**What the exercise asks**
In the listing below, start at the line containing "contour-label: 159 [496,414,527,433]" and continue through the line containing "positive-anomaly-blob [715,301,755,345]". Output those lines verbatim, including both boundary lines and nothing else.

**********

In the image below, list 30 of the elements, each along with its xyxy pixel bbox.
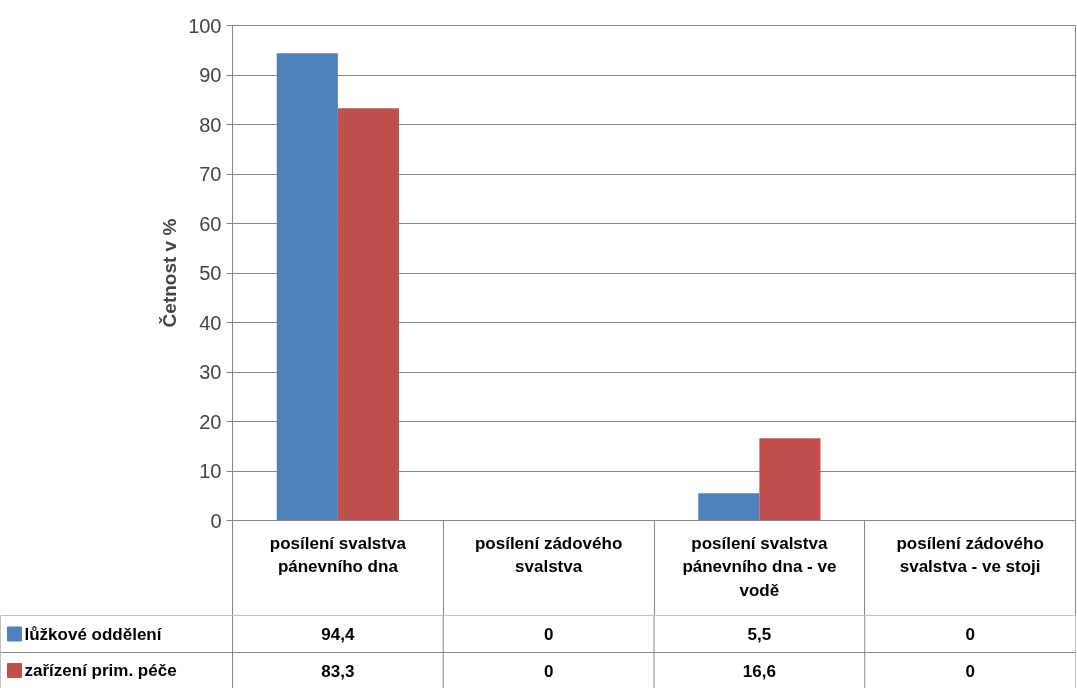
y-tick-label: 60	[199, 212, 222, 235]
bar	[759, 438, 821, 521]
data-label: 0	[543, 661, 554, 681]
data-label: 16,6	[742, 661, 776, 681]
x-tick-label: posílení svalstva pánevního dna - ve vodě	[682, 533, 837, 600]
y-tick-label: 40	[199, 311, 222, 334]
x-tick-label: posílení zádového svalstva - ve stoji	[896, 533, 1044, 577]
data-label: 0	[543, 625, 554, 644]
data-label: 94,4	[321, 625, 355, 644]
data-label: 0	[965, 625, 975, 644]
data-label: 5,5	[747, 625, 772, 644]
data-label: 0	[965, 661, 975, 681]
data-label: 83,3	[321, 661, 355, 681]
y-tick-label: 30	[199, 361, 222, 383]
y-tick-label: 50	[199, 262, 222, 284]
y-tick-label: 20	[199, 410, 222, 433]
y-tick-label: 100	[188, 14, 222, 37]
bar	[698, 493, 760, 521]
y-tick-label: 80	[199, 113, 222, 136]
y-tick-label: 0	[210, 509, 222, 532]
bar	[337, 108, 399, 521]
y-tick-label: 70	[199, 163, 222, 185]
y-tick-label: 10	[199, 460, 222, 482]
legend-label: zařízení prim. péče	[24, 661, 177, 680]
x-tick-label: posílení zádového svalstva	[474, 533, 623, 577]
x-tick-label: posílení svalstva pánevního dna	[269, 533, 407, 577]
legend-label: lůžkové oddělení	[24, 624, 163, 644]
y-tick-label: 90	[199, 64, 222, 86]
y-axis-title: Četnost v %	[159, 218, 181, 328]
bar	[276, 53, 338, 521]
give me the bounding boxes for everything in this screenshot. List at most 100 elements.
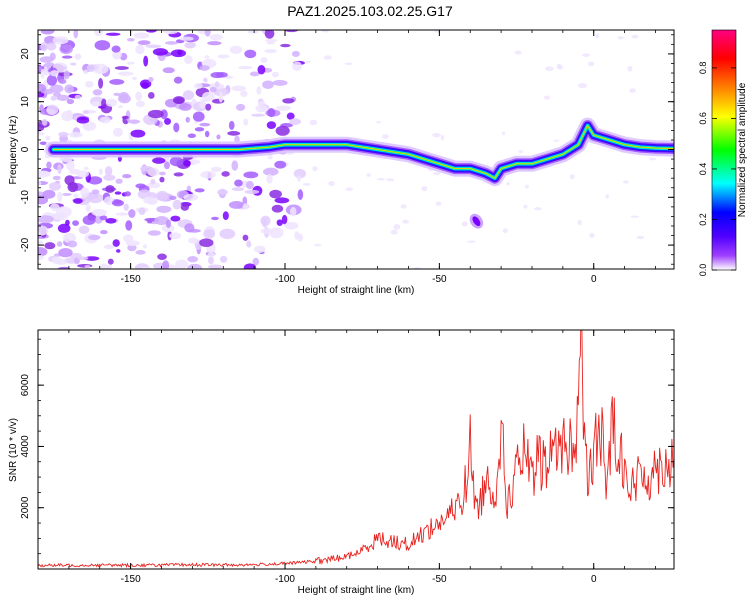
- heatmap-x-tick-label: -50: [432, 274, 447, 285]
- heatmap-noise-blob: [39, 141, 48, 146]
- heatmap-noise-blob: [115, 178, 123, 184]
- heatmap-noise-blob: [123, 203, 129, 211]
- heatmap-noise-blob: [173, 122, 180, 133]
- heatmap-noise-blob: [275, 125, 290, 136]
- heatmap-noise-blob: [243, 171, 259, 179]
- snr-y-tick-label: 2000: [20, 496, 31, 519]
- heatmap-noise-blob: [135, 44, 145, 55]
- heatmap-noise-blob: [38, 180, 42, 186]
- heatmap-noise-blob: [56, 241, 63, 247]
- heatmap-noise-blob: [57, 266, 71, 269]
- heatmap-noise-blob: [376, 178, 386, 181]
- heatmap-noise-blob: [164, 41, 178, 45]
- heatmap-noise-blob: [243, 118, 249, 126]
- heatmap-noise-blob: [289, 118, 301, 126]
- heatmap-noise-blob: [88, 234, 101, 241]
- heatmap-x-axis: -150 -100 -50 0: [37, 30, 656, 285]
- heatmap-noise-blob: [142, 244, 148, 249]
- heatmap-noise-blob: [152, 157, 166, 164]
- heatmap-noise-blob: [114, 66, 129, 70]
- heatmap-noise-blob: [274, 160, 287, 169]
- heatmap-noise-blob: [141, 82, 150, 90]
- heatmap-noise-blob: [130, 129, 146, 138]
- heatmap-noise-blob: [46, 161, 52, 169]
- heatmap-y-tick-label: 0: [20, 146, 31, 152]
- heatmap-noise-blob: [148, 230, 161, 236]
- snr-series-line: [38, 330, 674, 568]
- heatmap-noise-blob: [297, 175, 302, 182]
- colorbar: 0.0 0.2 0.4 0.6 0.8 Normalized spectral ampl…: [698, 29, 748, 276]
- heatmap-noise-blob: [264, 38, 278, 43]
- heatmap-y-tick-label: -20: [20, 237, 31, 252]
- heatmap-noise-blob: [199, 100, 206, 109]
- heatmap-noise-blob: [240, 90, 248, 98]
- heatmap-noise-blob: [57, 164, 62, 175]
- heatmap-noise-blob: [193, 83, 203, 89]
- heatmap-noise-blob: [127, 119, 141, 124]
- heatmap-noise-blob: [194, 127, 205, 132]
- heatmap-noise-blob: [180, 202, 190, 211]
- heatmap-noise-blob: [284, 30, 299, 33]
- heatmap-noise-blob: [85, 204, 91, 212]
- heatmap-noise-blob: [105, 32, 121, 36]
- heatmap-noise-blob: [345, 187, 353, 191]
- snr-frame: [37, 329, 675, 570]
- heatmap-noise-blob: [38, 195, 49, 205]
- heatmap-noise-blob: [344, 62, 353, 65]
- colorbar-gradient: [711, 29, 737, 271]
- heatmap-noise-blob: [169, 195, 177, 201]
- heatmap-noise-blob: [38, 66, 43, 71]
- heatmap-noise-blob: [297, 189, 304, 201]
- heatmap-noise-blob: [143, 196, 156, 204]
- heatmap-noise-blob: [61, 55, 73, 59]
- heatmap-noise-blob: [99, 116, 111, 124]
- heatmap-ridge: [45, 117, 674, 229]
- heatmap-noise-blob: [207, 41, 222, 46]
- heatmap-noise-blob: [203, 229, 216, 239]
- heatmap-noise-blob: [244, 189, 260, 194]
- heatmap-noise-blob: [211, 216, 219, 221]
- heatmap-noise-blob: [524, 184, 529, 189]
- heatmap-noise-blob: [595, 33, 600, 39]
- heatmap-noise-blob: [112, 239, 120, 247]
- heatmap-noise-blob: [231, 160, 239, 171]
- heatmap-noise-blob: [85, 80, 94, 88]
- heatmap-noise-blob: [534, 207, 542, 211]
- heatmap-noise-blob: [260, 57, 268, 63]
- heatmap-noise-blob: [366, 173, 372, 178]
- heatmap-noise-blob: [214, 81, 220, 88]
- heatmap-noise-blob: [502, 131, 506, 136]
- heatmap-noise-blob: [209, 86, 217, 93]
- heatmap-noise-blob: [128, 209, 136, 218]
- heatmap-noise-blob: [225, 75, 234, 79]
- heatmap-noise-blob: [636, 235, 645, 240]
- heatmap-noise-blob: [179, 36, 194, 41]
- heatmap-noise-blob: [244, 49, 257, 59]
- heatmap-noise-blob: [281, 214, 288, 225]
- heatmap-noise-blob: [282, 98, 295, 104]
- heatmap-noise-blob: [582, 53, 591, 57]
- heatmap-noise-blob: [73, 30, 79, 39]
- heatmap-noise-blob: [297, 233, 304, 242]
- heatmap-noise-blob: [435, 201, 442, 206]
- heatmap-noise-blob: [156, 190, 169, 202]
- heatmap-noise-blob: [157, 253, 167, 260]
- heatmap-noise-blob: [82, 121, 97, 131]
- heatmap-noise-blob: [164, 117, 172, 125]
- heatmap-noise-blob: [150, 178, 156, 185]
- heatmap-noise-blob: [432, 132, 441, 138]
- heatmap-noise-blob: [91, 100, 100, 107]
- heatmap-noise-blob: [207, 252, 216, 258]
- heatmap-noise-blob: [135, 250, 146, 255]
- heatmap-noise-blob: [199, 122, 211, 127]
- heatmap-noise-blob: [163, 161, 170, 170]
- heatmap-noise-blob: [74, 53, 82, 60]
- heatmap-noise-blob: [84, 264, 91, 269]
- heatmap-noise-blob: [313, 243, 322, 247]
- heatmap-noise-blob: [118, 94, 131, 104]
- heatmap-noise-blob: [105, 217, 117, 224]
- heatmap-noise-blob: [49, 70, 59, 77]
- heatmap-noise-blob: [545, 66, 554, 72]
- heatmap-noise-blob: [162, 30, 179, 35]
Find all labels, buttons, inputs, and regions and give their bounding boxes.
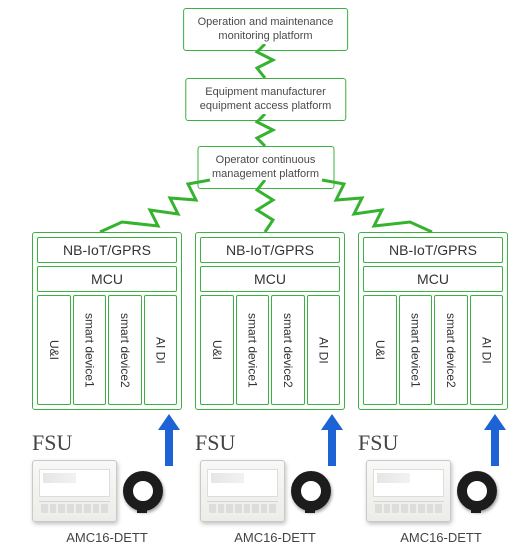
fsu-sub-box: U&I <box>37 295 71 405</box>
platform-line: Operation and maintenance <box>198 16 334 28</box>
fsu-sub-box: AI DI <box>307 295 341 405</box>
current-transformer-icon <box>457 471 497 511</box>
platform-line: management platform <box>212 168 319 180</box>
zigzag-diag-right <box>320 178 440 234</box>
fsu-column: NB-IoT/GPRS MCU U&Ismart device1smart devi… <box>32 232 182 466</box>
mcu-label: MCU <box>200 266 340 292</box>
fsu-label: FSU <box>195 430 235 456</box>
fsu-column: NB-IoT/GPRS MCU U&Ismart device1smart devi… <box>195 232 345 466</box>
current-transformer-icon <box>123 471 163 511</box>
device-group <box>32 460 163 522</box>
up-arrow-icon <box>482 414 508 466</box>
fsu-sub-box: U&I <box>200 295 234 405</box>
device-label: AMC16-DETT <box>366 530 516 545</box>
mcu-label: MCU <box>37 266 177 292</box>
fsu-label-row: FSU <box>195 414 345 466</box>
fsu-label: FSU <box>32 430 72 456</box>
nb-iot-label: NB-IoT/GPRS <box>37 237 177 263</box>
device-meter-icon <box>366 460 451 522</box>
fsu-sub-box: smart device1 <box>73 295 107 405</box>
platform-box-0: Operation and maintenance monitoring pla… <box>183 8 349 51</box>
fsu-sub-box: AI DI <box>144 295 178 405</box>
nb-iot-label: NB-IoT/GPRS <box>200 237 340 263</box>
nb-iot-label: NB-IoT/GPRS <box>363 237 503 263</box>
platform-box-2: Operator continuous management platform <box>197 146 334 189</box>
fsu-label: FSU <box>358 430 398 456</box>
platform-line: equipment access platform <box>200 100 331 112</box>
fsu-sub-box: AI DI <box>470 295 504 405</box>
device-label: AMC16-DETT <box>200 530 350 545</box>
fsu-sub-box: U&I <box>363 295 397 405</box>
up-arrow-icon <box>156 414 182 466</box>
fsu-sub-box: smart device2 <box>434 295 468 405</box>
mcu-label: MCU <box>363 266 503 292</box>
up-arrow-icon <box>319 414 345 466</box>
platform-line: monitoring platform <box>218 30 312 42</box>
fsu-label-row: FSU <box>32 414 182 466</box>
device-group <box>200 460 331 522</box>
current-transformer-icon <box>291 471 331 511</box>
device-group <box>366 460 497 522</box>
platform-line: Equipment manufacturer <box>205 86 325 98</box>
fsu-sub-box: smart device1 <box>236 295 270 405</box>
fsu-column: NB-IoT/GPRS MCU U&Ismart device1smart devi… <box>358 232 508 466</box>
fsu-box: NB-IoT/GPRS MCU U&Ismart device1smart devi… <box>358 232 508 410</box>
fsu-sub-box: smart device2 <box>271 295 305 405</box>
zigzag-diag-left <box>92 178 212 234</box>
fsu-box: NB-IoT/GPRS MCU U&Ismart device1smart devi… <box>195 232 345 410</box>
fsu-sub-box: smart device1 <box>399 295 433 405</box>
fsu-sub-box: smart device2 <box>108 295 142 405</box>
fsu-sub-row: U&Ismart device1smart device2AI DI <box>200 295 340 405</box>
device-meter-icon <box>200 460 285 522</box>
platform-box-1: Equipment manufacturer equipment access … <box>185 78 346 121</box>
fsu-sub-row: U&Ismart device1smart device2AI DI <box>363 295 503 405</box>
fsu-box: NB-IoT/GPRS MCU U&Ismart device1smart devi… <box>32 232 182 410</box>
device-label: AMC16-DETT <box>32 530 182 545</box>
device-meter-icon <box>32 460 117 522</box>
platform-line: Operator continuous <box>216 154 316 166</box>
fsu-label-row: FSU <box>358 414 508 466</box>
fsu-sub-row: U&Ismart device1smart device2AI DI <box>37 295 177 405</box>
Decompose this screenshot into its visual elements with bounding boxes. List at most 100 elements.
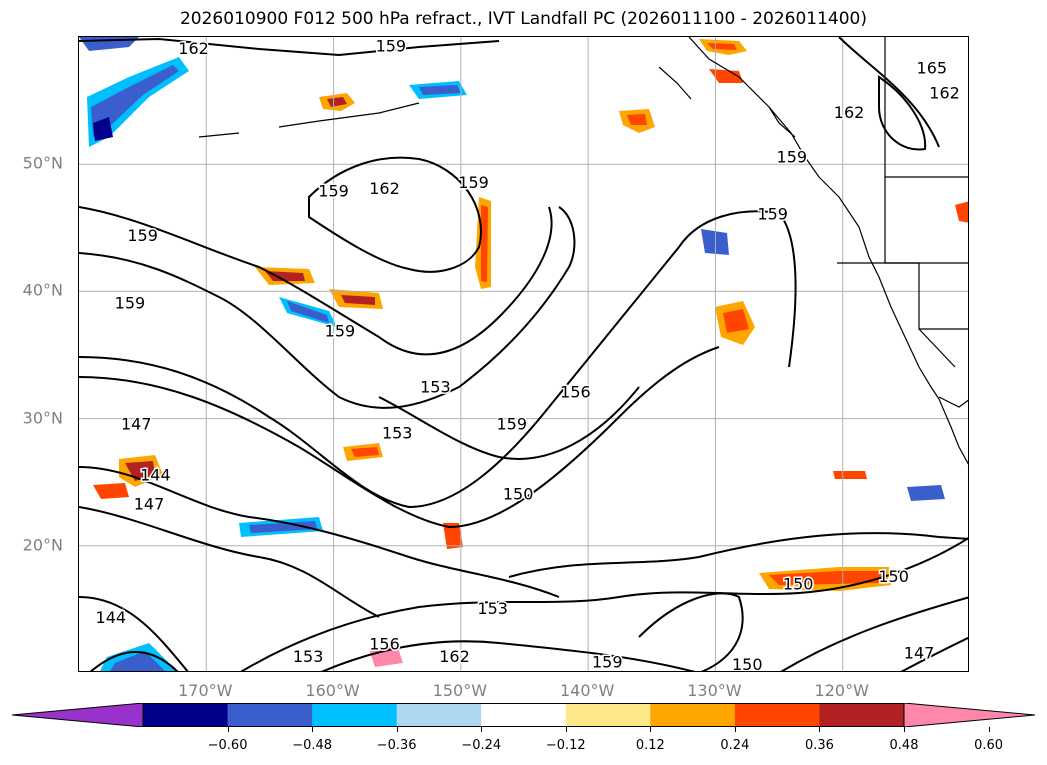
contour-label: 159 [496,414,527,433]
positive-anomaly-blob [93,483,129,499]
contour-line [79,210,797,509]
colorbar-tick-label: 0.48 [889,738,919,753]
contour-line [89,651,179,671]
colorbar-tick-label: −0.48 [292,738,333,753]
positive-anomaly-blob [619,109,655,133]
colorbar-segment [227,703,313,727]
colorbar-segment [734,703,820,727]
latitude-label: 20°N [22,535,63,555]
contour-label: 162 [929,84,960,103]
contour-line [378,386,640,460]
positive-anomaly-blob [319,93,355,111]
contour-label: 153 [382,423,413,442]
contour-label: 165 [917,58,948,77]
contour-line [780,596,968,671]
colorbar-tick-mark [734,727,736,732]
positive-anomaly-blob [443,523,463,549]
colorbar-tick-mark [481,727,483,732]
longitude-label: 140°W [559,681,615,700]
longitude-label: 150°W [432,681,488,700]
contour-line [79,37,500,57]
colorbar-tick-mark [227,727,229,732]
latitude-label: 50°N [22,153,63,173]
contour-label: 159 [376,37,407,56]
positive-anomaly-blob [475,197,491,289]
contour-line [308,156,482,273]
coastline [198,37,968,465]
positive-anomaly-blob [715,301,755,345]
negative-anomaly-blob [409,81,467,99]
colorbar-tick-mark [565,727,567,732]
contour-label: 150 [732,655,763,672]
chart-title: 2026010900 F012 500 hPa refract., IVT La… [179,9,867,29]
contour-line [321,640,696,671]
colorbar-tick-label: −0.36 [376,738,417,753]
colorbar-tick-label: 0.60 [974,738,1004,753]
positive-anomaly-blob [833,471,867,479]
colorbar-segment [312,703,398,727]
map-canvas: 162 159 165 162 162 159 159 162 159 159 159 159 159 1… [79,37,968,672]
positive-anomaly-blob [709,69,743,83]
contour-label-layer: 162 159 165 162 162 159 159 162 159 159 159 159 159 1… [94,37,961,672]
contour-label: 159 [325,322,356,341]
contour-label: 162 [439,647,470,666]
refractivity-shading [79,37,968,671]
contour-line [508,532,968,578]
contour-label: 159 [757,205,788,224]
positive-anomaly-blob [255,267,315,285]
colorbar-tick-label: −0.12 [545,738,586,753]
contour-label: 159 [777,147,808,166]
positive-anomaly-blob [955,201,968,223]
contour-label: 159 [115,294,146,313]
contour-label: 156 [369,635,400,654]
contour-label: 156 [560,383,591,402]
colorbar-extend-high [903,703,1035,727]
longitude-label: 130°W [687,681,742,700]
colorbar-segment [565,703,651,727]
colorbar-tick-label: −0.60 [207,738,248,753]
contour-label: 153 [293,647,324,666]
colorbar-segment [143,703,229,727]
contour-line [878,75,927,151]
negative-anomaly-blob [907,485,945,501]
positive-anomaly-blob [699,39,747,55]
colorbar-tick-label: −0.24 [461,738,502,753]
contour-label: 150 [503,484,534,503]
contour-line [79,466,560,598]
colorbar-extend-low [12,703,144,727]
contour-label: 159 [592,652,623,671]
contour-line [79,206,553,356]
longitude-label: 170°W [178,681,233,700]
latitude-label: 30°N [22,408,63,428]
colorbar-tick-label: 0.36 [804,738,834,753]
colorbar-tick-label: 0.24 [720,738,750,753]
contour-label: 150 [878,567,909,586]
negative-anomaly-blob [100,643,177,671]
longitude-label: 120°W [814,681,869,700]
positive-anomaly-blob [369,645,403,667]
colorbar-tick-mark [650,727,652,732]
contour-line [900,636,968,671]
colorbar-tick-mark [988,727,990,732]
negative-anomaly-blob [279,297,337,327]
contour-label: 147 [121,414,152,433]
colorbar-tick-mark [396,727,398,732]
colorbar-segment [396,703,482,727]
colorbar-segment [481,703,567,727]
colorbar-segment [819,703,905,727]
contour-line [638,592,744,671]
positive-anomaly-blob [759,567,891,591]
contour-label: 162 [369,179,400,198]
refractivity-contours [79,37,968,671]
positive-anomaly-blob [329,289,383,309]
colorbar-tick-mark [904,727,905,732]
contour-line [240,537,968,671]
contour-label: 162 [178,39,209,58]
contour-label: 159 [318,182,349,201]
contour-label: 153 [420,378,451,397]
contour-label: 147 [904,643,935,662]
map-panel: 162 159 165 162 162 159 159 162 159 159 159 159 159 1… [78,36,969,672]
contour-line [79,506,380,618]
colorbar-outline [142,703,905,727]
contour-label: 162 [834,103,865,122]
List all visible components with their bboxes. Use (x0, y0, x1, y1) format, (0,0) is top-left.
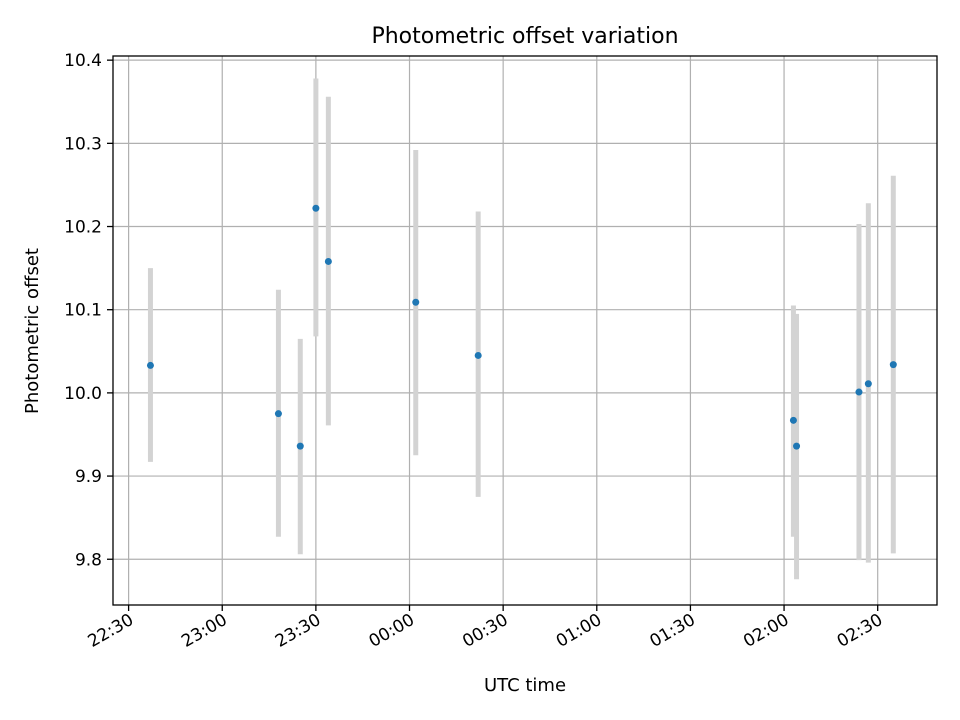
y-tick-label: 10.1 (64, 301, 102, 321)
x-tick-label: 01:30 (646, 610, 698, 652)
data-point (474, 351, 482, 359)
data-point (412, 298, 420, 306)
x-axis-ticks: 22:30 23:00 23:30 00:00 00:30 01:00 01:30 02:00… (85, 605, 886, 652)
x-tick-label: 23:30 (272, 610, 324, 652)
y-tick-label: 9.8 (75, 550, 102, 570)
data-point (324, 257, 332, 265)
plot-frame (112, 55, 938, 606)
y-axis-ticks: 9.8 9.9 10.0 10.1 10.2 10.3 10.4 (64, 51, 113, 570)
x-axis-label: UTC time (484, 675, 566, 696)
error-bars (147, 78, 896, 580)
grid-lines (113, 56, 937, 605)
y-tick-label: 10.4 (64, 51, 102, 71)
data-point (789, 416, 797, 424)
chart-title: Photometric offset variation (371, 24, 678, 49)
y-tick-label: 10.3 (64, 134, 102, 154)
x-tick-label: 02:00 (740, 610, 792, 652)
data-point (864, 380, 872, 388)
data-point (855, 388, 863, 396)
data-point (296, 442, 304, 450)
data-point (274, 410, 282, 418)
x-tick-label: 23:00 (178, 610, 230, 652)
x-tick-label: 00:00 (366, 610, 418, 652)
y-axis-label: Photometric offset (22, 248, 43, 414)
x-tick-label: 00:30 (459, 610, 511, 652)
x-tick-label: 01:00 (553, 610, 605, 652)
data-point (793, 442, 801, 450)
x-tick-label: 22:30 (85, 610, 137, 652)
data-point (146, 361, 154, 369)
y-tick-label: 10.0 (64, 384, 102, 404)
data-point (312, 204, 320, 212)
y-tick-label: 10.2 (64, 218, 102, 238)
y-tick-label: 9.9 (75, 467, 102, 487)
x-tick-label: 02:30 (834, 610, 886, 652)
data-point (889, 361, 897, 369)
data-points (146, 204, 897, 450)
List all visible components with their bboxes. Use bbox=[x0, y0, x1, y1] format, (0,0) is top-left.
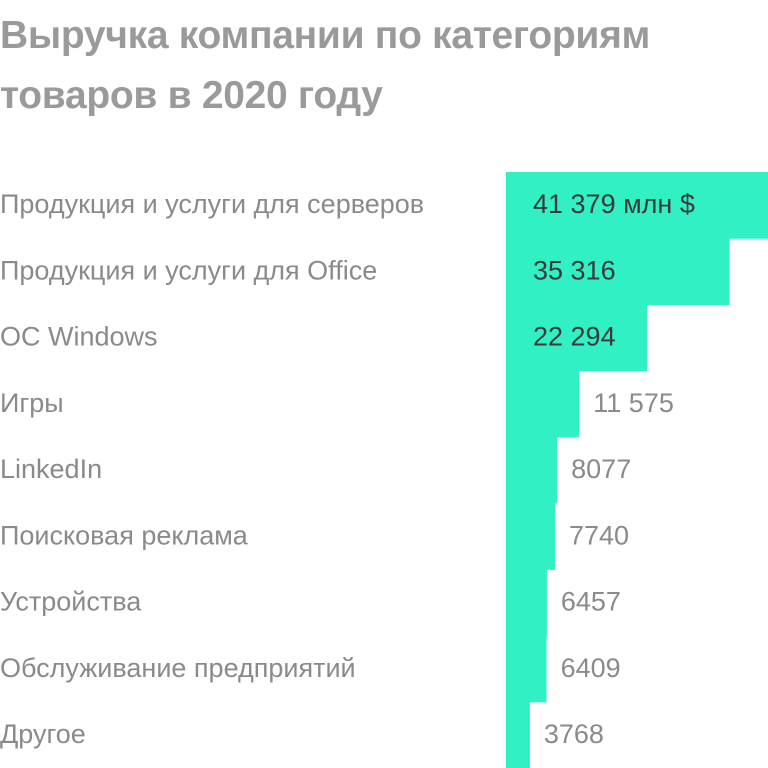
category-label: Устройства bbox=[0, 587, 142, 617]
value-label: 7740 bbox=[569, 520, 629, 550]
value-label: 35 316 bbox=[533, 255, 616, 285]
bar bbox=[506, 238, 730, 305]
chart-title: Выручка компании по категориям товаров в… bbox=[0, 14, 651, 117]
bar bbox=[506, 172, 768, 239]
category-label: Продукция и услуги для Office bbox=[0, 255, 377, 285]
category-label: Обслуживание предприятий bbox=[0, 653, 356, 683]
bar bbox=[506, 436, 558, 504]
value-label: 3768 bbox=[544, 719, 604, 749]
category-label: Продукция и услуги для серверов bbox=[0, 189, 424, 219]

**********

**Full answer**
contour-label: 159 [496,414,527,433]
positive-anomaly-blob [93,483,129,499]
contour-line [79,210,797,509]
colorbar-tick-label: 0.48 [889,738,919,753]
contour-line [89,651,179,671]
colorbar-tick-label: −0.48 [292,738,333,753]
positive-anomaly-blob [619,109,655,133]
colorbar-segment [227,703,313,727]
colorbar-segment [734,703,820,727]
latitude-label: 20°N [22,535,63,555]
contour-label: 162 [929,84,960,103]
contour-line [378,386,640,460]
positive-anomaly-blob [319,93,355,111]
contour-label: 153 [382,423,413,442]
contour-label: 165 [917,58,948,77]
contour-line [780,596,968,671]
colorbar-tick-mark [734,727,736,732]
positive-anomaly-blob [443,523,463,549]
colorbar-tick-mark [481,727,483,732]
longitude-label: 140°W [559,681,615,700]
longitude-label: 150°W [432,681,488,700]
contour-line [79,37,500,57]
colorbar-tick-mark [227,727,229,732]
latitude-label: 50°N [22,153,63,173]
contour-label: 159 [376,37,407,56]
positive-anomaly-blob [475,197,491,289]
contour-line [308,156,482,273]
coastline [198,37,968,465]
positive-anomaly-blob [715,301,755,345]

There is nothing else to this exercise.